Short problem: Below are the records; pull every line that includes "affect".

Data listing:
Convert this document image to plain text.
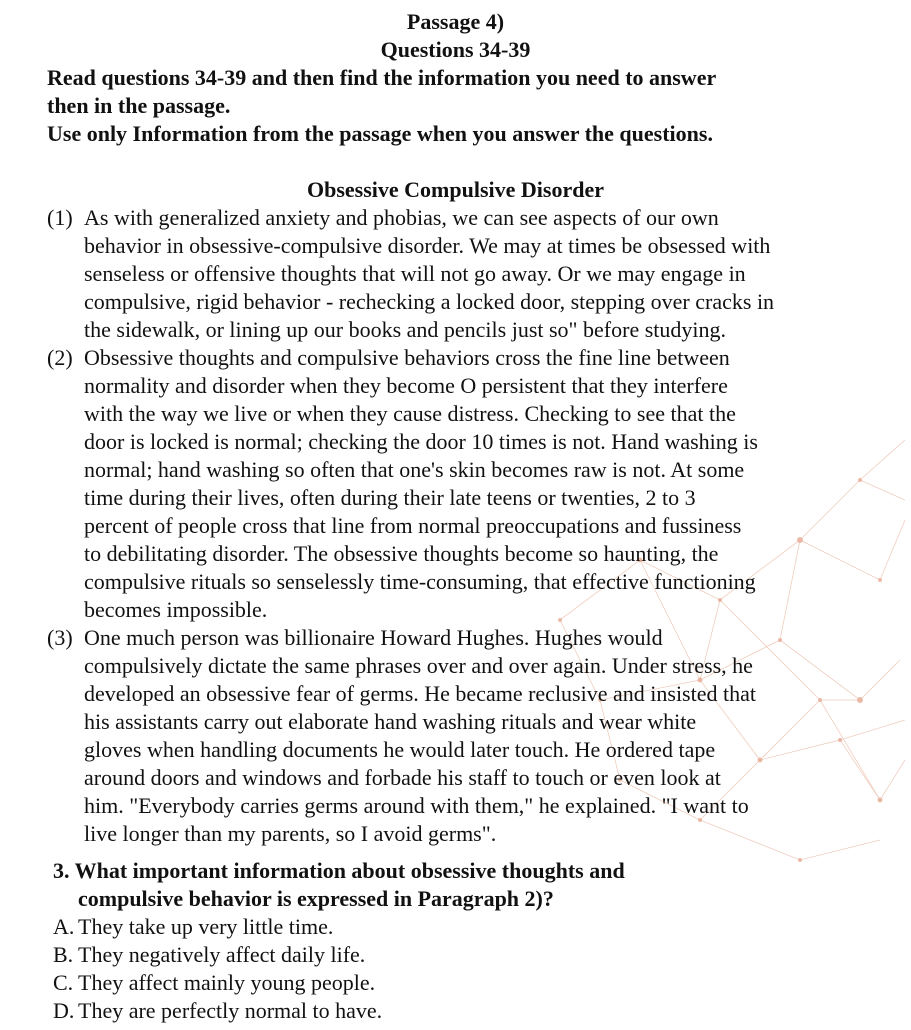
Passage 4)
Questions 34-39
Read questions 34-39 and then find the information you need to answer
then in the passage.
Use only Information from the passage when you answer the questions.
Obsessive Compulsive Disorder
(1) As with generalized anxiety and phobias, we can see aspects of our own
behavior in obsessive-compulsive disorder. We may at times be obsessed with
senseless or offensive thoughts that will not go away. Or we may engage in
compulsive, rigid behavior - rechecking a locked door, stepping over cracks in
the sidewalk, or lining up our books and pencils just so" before studying.
(2) Obsessive thoughts and compulsive behaviors cross the fine line between
normality and disorder when they become O persistent that they interfere
with the way we live or when they cause distress. Checking to see that the
door is locked is normal; checking the door 10 times is not. Hand washing is
normal; hand washing so often that one's skin becomes raw is not. At some
time during their lives, often during their late teens or twenties, 2 to 3
percent of people cross that line from normal preoccupations and fussiness
to debilitating disorder. The obsessive thoughts become so haunting, the
compulsive rituals so senselessly time-consuming, that effective functioning
becomes impossible.
(3) One much person was billionaire Howard Hughes. Hughes would
compulsively dictate the same phrases over and over again. Under stress, he
developed an obsessive fear of germs. He became reclusive and insisted that
his assistants carry out elaborate hand washing rituals and wear white
gloves when handling documents he would later touch. He ordered tape
around doors and windows and forbade his staff to touch or even look at
him. "Everybody carries germs around with them," he explained. "I want to
live longer than my parents, so I avoid germs".
3. What important information about obsessive thoughts and
compulsive behavior is expressed in Paragraph 2)?
A. They take up very little time.
B. They negatively affect daily life.
C. They affect mainly young people.
D. They are perfectly normal to have.
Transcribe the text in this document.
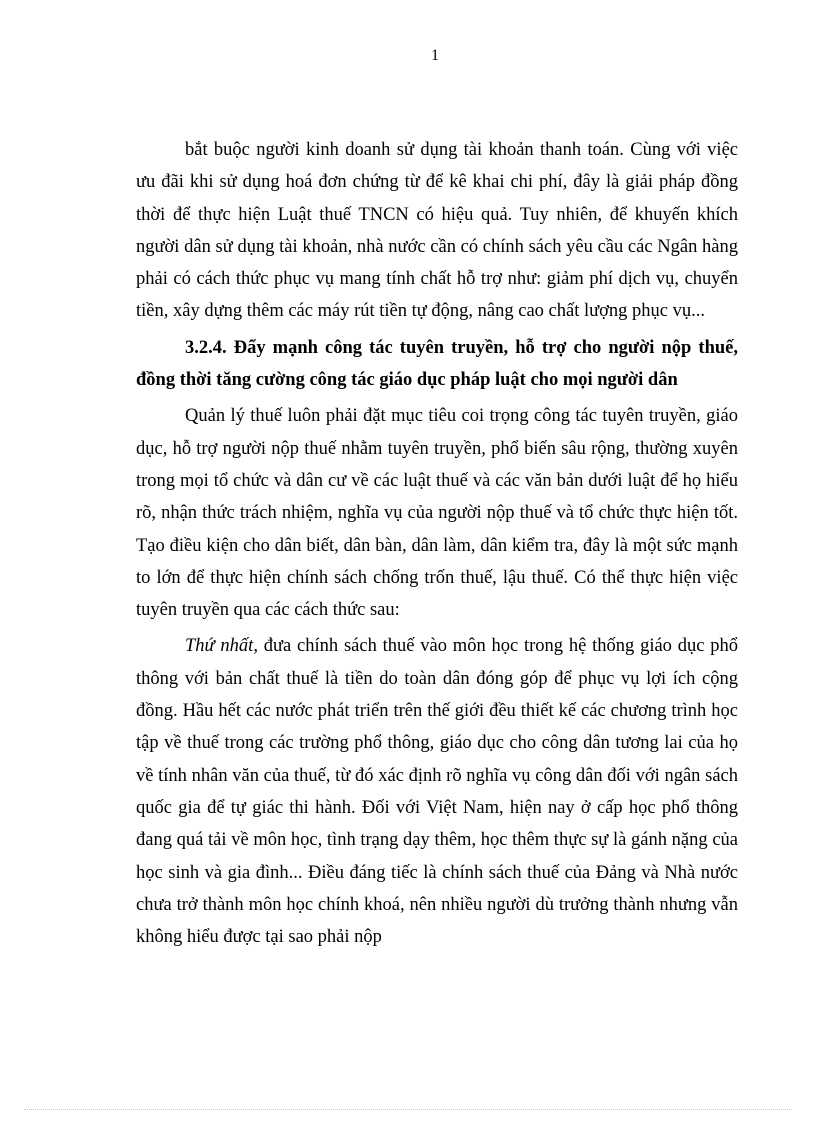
1

bắt buộc người kinh doanh sử dụng tài khoản thanh toán. Cùng với việc ưu đãi khi sử dụng hoá đơn chứng từ để kê khai chi phí, đây là giải pháp đồng thời để thực hiện Luật thuế TNCN có hiệu quả. Tuy nhiên, để khuyến khích người dân sử dụng tài khoản, nhà nước cần có chính sách yêu cầu các Ngân hàng phải có cách thức phục vụ mang tính chất hỗ trợ như: giảm phí dịch vụ, chuyển tiền, xây dựng thêm các máy rút tiền tự động, nâng cao chất lượng phục vụ...

3.2.4. Đẩy mạnh công tác tuyên truyền, hỗ trợ cho người nộp thuế, đồng thời tăng cường công tác giáo dục pháp luật cho mọi người dân

Quản lý thuế luôn phải đặt mục tiêu coi trọng công tác tuyên truyền, giáo dục, hỗ trợ người nộp thuế nhằm tuyên truyền, phổ biến sâu rộng, thường xuyên trong mọi tổ chức và dân cư về các luật thuế và các văn bản dưới luật để họ hiểu rõ, nhận thức trách nhiệm, nghĩa vụ của người nộp thuế và tổ chức thực hiện tốt. Tạo điều kiện cho dân biết, dân bàn, dân làm, dân kiểm tra, đây là một sức mạnh to lớn để thực hiện chính sách chống trốn thuế, lậu thuế. Có thể thực hiện việc tuyên truyền qua các cách thức sau:

Thứ nhất, đưa chính sách thuế vào môn học trong hệ thống giáo dục phổ thông với bản chất thuế là tiền do toàn dân đóng góp để phục vụ lợi ích cộng đồng. Hầu hết các nước phát triển trên thế giới đều thiết kế các chương trình học tập về thuế trong các trường phổ thông, giáo dục cho công dân tương lai của họ về tính nhân văn của thuế, từ đó xác định rõ nghĩa vụ công dân đối với ngân sách quốc gia để tự giác thi hành. Đối với Việt Nam, hiện nay ở cấp học phổ thông đang quá tải về môn học, tình trạng dạy thêm, học thêm thực sự là gánh nặng của học sinh và gia đình... Điều đáng tiếc là chính sách thuế của Đảng và Nhà nước chưa trở thành môn học chính khoá, nên nhiều người dù trưởng thành nhưng vẫn không hiểu được tại sao phải nộp
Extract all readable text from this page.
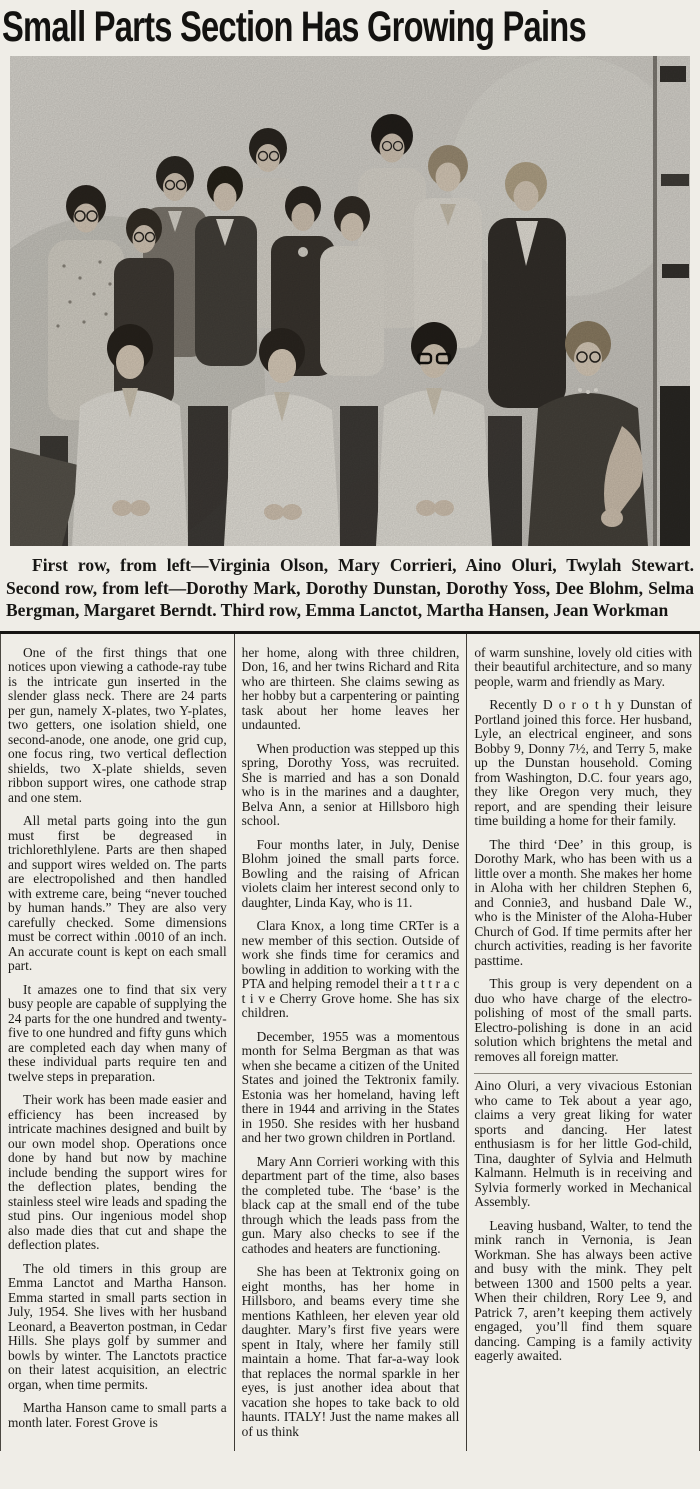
Small Parts Section Has Growing Pains

First row, from left—Virginia Olson, Mary Corrieri, Aino Oluri, Twylah Stewart. Second row, from left—Dorothy Mark, Dorothy Dunstan, Dorothy Yoss, Dee Blohm, Selma Bergman, Margaret Berndt. Third row, Emma Lanctot, Martha Hansen, Jean Workman

One of the first things that one notices upon viewing a cathode-ray tube is the intricate gun inserted in the slender glass neck. There are 24 parts per gun, namely X-plates, two Y-plates, two getters, one isolation shield, one second-anode, one anode, one grid cup, one focus ring, two vertical deflection shields, two X-plate shields, seven ribbon support wires, one cathode strap and one stem.

All metal parts going into the gun must first be degreased in trichlorethlylene. Parts are then shaped and support wires welded on. The parts are electropolished and then handled with extreme care, being “never touched by human hands.” They are also very carefully checked. Some dimensions must be correct within .0010 of an inch. An accurate count is kept on each small part.

It amazes one to find that six very busy people are capable of supplying the 24 parts for the one hundred and twenty-five to one hundred and fifty guns which are completed each day when many of these individual parts require ten and twelve steps in preparation.

Their work has been made easier and efficiency has been increased by intricate machines designed and built by our own model shop. Operations once done by hand but now by machine include bending the support wires for the deflection plates, bending the stainless steel wire leads and spading the stud pins. Our ingenious model shop also made dies that cut and shape the deflection plates.

The old timers in this group are Emma Lanctot and Martha Hanson. Emma started in small parts section in July, 1954. She lives with her husband Leonard, a Beaverton postman, in Cedar Hills. She plays golf by summer and bowls by winter. The Lanctots practice on their latest acquisition, an electric organ, when time permits.

Martha Hanson came to small parts a month later. Forest Grove is

her home, along with three children, Don, 16, and her twins Richard and Rita who are thirteen. She claims sewing as her hobby but a carpentering or painting task about her home leaves her undaunted.

When production was stepped up this spring, Dorothy Yoss, was recruited. She is married and has a son Donald who is in the marines and a daughter, Belva Ann, a senior at Hillsboro high school.

Four months later, in July, Denise Blohm joined the small parts force. Bowling and the raising of African violets claim her interest second only to daughter, Linda Kay, who is 11.

Clara Knox, a long time CRTer is a new member of this section. Outside of work she finds time for ceramics and bowling in addition to working with the PTA and helping remodel their a t t r a c t i v e Cherry Grove home. She has six children.

December, 1955 was a momentous month for Selma Bergman as that was when she became a citizen of the United States and joined the Tektronix family. Estonia was her homeland, having left there in 1944 and arriving in the States in 1950. She resides with her husband and her two grown children in Portland.

Mary Ann Corrieri working with this department part of the time, also bases the completed tube. The ‘base’ is the black cap at the small end of the tube through which the leads pass from the gun. Mary also checks to see if the cathodes and heaters are functioning.

She has been at Tektronix going on eight months, has her home in Hillsboro, and beams every time she mentions Kathleen, her eleven year old daughter. Mary’s first five years were spent in Italy, where her family still maintain a home. That far-a-way look that replaces the normal sparkle in her eyes, is just another idea about that vacation she hopes to take back to old haunts. ITALY! Just the name makes all of us think

of warm sunshine, lovely old cities with their beautiful architecture, and so many people, warm and friendly as Mary.

Recently D o r o t h y Dunstan of Portland joined this force. Her husband, Lyle, an electrical engineer, and sons Bobby 9, Donny 7½, and Terry 5, make up the Dunstan household. Coming from Washington, D.C. four years ago, they like Oregon very much, they report, and are spending their leisure time building a home for their family.

The third ‘Dee’ in this group, is Dorothy Mark, who has been with us a little over a month. She makes her home in Aloha with her children Stephen 6, and Connie3, and husband Dale W., who is the Minister of the Aloha-Huber Church of God. If time permits after her church activities, reading is her favorite pasttime.

This group is very dependent on a duo who have charge of the electro-polishing of most of the small parts. Electro-polishing is done in an acid solution which brightens the metal and removes all foreign matter.

Aino Oluri, a very vivacious Estonian who came to Tek about a year ago, claims a very great liking for water sports and dancing. Her latest enthusiasm is for her little God-child, Tina, daughter of Sylvia and Helmuth Kalmann. Helmuth is in receiving and Sylvia formerly worked in Mechanical Assembly.

Leaving husband, Walter, to tend the mink ranch in Vernonia, is Jean Workman. She has always been active and busy with the mink. They pelt between 1300 and 1500 pelts a year. When their children, Rory Lee 9, and Patrick 7, aren’t keeping them actively engaged, you’ll find them square dancing. Camping is a family activity eagerly awaited.
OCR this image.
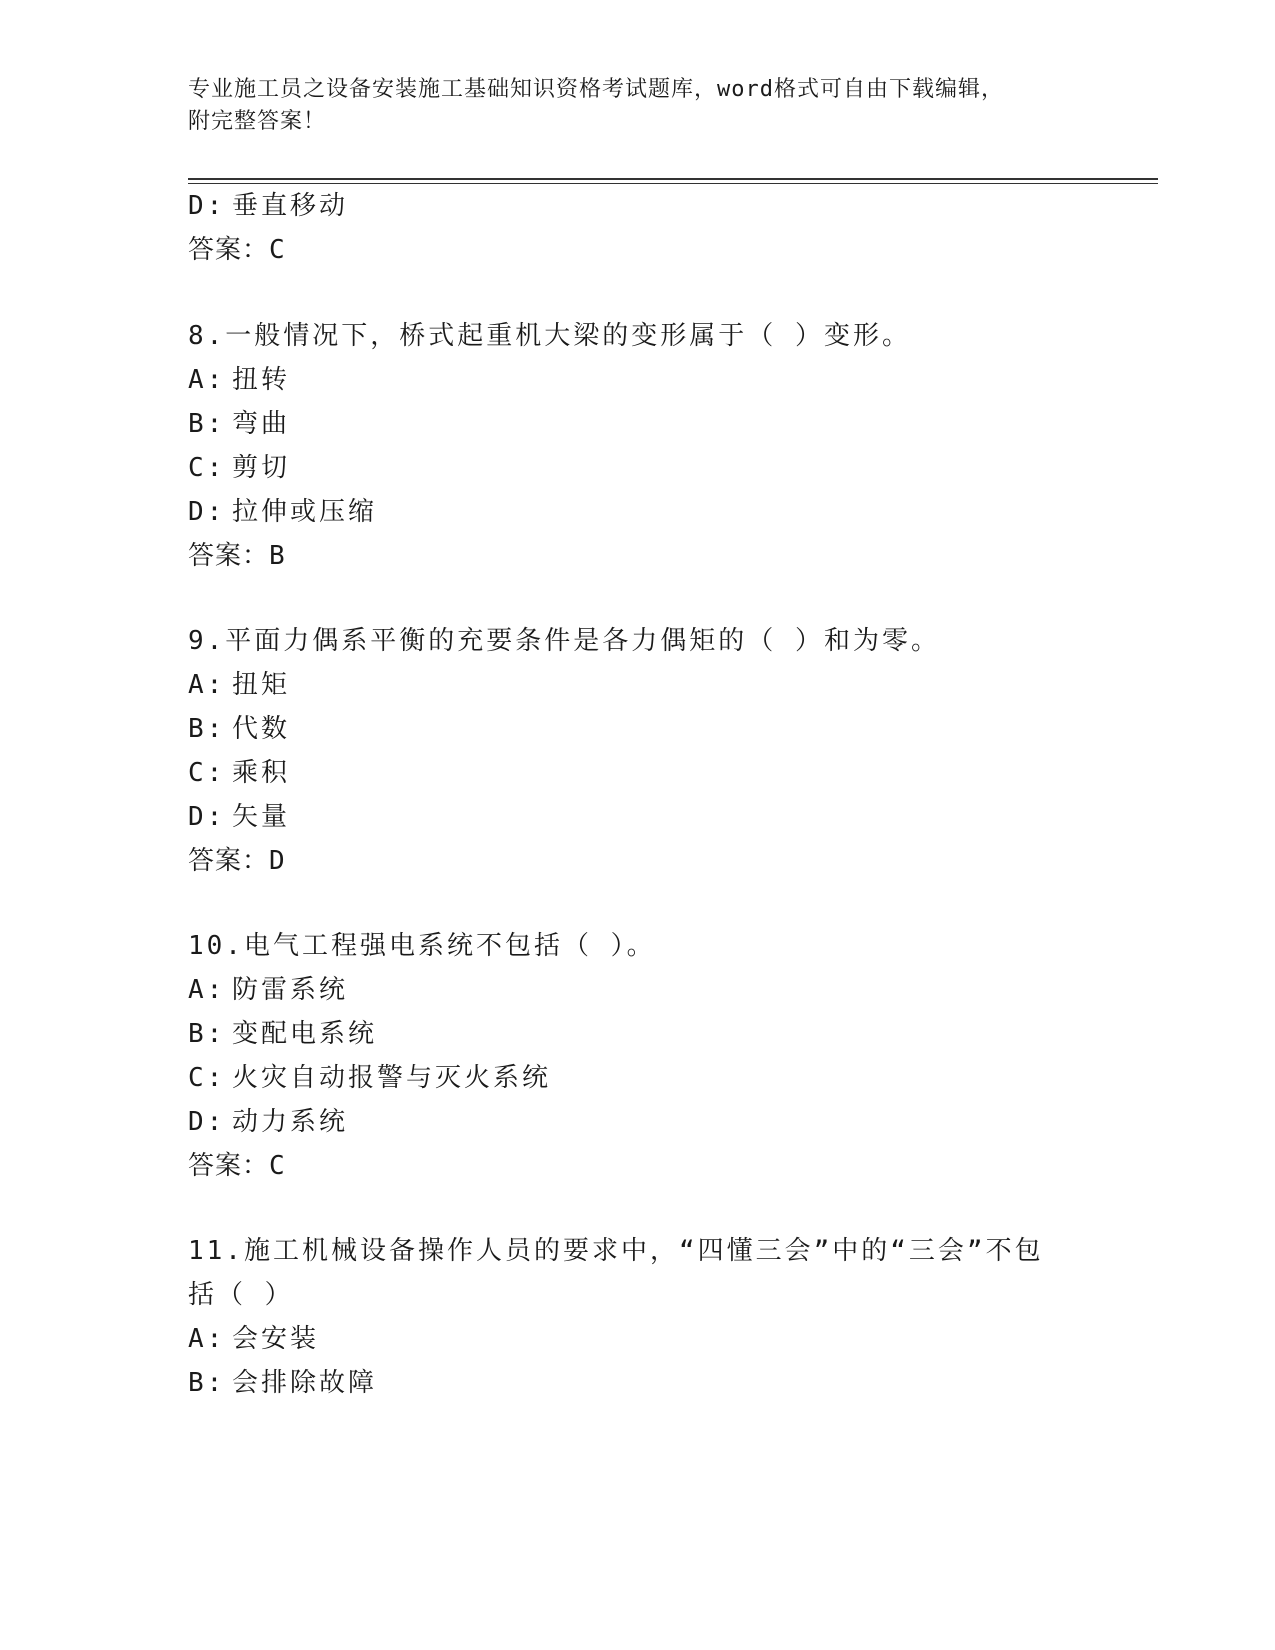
专业施工员之设备安装施工基础知识资格考试题库，word格式可自由下载编辑，
附完整答案！
D: 垂直移动
答案：C
8.一般情况下，桥式起重机大梁的变形属于（ ）变形。
A: 扭转
B: 弯曲
C: 剪切
D: 拉伸或压缩
答案：B
9.平面力偶系平衡的充要条件是各力偶矩的（ ）和为零。
A: 扭矩
B: 代数
C: 乘积
D: 矢量
答案：D
10.电气工程强电系统不包括（ ）。
A: 防雷系统
B: 变配电系统
C: 火灾自动报警与灭火系统
D: 动力系统
答案：C
11.施工机械设备操作人员的要求中，“四懂三会”中的“三会”不包
括（ ）
A: 会安装
B: 会排除故障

In response:
B. They negatively affect daily life.
C. They affect mainly young people.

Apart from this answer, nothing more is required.